Your objective - Reproduce the records exactly.
*****
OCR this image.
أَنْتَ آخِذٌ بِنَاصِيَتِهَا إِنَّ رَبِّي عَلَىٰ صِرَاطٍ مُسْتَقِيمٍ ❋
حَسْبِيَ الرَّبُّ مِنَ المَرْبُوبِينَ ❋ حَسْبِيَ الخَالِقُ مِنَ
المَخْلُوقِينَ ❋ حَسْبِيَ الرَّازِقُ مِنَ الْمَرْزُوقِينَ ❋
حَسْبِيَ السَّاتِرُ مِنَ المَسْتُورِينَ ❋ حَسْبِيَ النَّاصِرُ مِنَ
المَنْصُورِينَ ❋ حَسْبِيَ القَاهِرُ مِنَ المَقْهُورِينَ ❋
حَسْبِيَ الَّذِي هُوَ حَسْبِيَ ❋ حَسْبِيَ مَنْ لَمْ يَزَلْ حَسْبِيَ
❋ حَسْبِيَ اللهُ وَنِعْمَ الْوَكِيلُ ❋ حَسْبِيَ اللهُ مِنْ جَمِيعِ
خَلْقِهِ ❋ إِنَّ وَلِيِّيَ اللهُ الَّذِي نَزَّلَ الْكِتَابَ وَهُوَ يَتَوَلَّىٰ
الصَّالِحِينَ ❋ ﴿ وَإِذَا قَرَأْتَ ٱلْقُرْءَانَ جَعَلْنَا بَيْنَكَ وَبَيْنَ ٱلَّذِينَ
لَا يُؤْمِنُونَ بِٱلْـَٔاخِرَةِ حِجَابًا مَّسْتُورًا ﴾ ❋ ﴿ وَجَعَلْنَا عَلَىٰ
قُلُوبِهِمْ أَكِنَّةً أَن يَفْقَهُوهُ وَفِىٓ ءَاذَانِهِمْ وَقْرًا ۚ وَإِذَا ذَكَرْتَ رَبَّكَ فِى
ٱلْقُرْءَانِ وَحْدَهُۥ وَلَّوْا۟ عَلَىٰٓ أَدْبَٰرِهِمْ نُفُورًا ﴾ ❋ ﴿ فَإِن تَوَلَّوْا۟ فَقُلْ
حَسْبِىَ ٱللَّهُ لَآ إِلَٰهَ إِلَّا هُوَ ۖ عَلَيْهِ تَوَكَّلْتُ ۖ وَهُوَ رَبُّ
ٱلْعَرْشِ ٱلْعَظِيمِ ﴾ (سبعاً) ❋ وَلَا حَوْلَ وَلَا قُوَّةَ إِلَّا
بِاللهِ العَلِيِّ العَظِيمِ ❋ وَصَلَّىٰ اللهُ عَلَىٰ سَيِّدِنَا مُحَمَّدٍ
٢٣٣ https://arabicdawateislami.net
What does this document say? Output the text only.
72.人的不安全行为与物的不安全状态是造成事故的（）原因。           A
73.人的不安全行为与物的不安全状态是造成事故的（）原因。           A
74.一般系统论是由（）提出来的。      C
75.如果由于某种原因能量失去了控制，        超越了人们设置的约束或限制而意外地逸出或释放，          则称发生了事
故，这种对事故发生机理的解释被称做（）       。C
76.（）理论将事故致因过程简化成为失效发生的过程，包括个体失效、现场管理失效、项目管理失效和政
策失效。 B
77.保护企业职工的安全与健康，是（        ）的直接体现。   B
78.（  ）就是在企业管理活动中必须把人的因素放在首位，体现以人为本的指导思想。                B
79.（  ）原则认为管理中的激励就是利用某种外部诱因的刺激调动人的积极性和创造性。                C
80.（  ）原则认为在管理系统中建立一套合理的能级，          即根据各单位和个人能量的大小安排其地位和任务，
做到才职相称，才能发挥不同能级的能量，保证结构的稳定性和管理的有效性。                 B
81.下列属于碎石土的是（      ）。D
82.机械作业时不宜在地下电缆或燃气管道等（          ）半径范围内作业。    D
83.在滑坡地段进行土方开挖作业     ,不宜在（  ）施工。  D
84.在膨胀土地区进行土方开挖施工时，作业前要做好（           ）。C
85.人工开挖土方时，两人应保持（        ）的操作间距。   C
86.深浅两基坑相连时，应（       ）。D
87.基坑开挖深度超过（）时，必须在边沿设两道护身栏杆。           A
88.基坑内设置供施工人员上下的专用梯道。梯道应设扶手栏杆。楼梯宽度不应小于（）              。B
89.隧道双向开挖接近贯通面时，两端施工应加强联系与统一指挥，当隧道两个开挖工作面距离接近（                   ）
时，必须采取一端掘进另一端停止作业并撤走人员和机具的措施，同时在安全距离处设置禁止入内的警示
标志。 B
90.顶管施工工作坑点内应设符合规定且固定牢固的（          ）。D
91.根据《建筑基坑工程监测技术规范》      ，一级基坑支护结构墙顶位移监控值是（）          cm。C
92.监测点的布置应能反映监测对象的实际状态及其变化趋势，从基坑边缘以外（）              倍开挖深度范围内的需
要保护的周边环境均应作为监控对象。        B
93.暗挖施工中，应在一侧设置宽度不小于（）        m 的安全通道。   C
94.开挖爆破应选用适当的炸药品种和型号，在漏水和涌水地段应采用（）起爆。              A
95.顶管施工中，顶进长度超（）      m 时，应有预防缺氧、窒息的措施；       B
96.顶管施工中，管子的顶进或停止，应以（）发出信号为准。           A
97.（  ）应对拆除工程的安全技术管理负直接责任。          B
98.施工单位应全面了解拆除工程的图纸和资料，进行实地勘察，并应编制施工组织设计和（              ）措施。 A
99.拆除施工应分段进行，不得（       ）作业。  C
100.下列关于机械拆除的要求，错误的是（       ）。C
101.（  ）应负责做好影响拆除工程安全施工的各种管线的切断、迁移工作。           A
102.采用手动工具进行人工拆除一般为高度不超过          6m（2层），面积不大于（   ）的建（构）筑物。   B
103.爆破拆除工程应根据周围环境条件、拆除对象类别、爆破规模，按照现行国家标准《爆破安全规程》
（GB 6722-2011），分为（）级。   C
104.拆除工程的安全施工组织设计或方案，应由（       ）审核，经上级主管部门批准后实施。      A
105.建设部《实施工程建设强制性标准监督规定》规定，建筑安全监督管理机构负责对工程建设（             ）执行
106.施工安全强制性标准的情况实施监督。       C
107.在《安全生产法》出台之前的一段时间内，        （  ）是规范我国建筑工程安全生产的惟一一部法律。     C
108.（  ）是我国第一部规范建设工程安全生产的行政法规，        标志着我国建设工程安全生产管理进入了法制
*****
Worked answer -
OCR this image.
أَنْتَ آخِذٌ بِنَاصِيَتِهَا إِنَّ رَبِّي عَلَىٰ صِرَاطٍ مُسْتَقِيمٍ ❋
حَسْبِيَ الرَّبُّ مِنَ المَرْبُوبِينَ ❋ حَسْبِيَ الخَالِقُ مِنَ
المَخْلُوقِينَ ❋ حَسْبِيَ الرَّازِقُ مِنَ الْمَرْزُوقِينَ ❋
حَسْبِيَ السَّاتِرُ مِنَ المَسْتُورِينَ ❋ حَسْبِيَ النَّاصِرُ مِنَ
المَنْصُورِينَ ❋ حَسْبِيَ القَاهِرُ مِنَ المَقْهُورِينَ ❋
حَسْبِيَ الَّذِي هُوَ حَسْبِيَ ❋ حَسْبِيَ مَنْ لَمْ يَزَلْ حَسْبِيَ
❋ حَسْبِيَ اللهُ وَنِعْمَ الْوَكِيلُ ❋ حَسْبِيَ اللهُ مِنْ جَمِيعِ
خَلْقِهِ ❋ إِنَّ وَلِيِّيَ اللهُ الَّذِي نَزَّلَ الْكِتَابَ وَهُوَ يَتَوَلَّىٰ
الصَّالِحِينَ ❋ ﴿ وَإِذَا قَرَأْتَ ٱلْقُرْءَانَ جَعَلْنَا بَيْنَكَ وَبَيْنَ ٱلَّذِينَ
لَا يُؤْمِنُونَ بِٱلْـَٔاخِرَةِ حِجَابًا مَّسْتُورًا ﴾ ❋ ﴿ وَجَعَلْنَا عَلَىٰ
قُلُوبِهِمْ أَكِنَّةً أَن يَفْقَهُوهُ وَفِىٓ ءَاذَانِهِمْ وَقْرًا ۚ وَإِذَا ذَكَرْتَ رَبَّكَ فِى
ٱلْقُرْءَانِ وَحْدَهُۥ وَلَّوْا۟ عَلَىٰٓ أَدْبَٰرِهِمْ نُفُورًا ﴾ ❋ ﴿ فَإِن تَوَلَّوْا۟ فَقُلْ
حَسْبِىَ ٱللَّهُ لَآ إِلَٰهَ إِلَّا هُوَ ۖ عَلَيْهِ تَوَكَّلْتُ ۖ وَهُوَ رَبُّ
ٱلْعَرْشِ ٱلْعَظِيمِ ﴾ (سبعاً) ❋ وَلَا حَوْلَ وَلَا قُوَّةَ إِلَّا
بِاللهِ العَلِيِّ العَظِيمِ ❋ وَصَلَّىٰ اللهُ عَلَىٰ سَيِّدِنَا مُحَمَّدٍ
٢٣٣ https://arabicdawateislami.net
What does this document say? Output the text only.
72.人的不安全行为与物的不安全状态是造成事故的（）原因。           A
73.人的不安全行为与物的不安全状态是造成事故的（）原因。           A
74.一般系统论是由（）提出来的。      C
75.如果由于某种原因能量失去了控制，        超越了人们设置的约束或限制而意外地逸出或释放，          则称发生了事
故，这种对事故发生机理的解释被称做（）       。C
76.（）理论将事故致因过程简化成为失效发生的过程，包括个体失效、现场管理失效、项目管理失效和政
策失效。 B
77.保护企业职工的安全与健康，是（        ）的直接体现。   B
78.（  ）就是在企业管理活动中必须把人的因素放在首位，体现以人为本的指导思想。                B
79.（  ）原则认为管理中的激励就是利用某种外部诱因的刺激调动人的积极性和创造性。                C
80.（  ）原则认为在管理系统中建立一套合理的能级，          即根据各单位和个人能量的大小安排其地位和任务，
做到才职相称，才能发挥不同能级的能量，保证结构的稳定性和管理的有效性。                 B
81.下列属于碎石土的是（      ）。D
82.机械作业时不宜在地下电缆或燃气管道等（          ）半径范围内作业。    D
83.在滑坡地段进行土方开挖作业     ,不宜在（  ）施工。  D
84.在膨胀土地区进行土方开挖施工时，作业前要做好（           ）。C
85.人工开挖土方时，两人应保持（        ）的操作间距。   C
86.深浅两基坑相连时，应（       ）。D
87.基坑开挖深度超过（）时，必须在边沿设两道护身栏杆。           A
88.基坑内设置供施工人员上下的专用梯道。梯道应设扶手栏杆。楼梯宽度不应小于（）              。B
89.隧道双向开挖接近贯通面时，两端施工应加强联系与统一指挥，当隧道两个开挖工作面距离接近（                   ）
时，必须采取一端掘进另一端停止作业并撤走人员和机具的措施，同时在安全距离处设置禁止入内的警示
标志。 B
90.顶管施工工作坑点内应设符合规定且固定牢固的（          ）。D
91.根据《建筑基坑工程监测技术规范》      ，一级基坑支护结构墙顶位移监控值是（）          cm。C
92.监测点的布置应能反映监测对象的实际状态及其变化趋势，从基坑边缘以外（）              倍开挖深度范围内的需
要保护的周边环境均应作为监控对象。        B
93.暗挖施工中，应在一侧设置宽度不小于（）        m 的安全通道。   C
94.开挖爆破应选用适当的炸药品种和型号，在漏水和涌水地段应采用（）起爆。              A
95.顶管施工中，顶进长度超（）      m 时，应有预防缺氧、窒息的措施；       B
96.顶管施工中，管子的顶进或停止，应以（）发出信号为准。           A
97.（  ）应对拆除工程的安全技术管理负直接责任。          B
98.施工单位应全面了解拆除工程的图纸和资料，进行实地勘察，并应编制施工组织设计和（              ）措施。 A
99.拆除施工应分段进行，不得（       ）作业。  C
100.下列关于机械拆除的要求，错误的是（       ）。C
101.（  ）应负责做好影响拆除工程安全施工的各种管线的切断、迁移工作。           A
102.采用手动工具进行人工拆除一般为高度不超过          6m（2层），面积不大于（   ）的建（构）筑物。   B
103.爆破拆除工程应根据周围环境条件、拆除对象类别、爆破规模，按照现行国家标准《爆破安全规程》
（GB 6722-2011），分为（）级。   C
104.拆除工程的安全施工组织设计或方案，应由（       ）审核，经上级主管部门批准后实施。      A
105.建设部《实施工程建设强制性标准监督规定》规定，建筑安全监督管理机构负责对工程建设（             ）执行
106.施工安全强制性标准的情况实施监督。       C
107.在《安全生产法》出台之前的一段时间内，        （  ）是规范我国建筑工程安全生产的惟一一部法律。     C
108.（  ）是我国第一部规范建设工程安全生产的行政法规，        标志着我国建设工程安全生产管理进入了法制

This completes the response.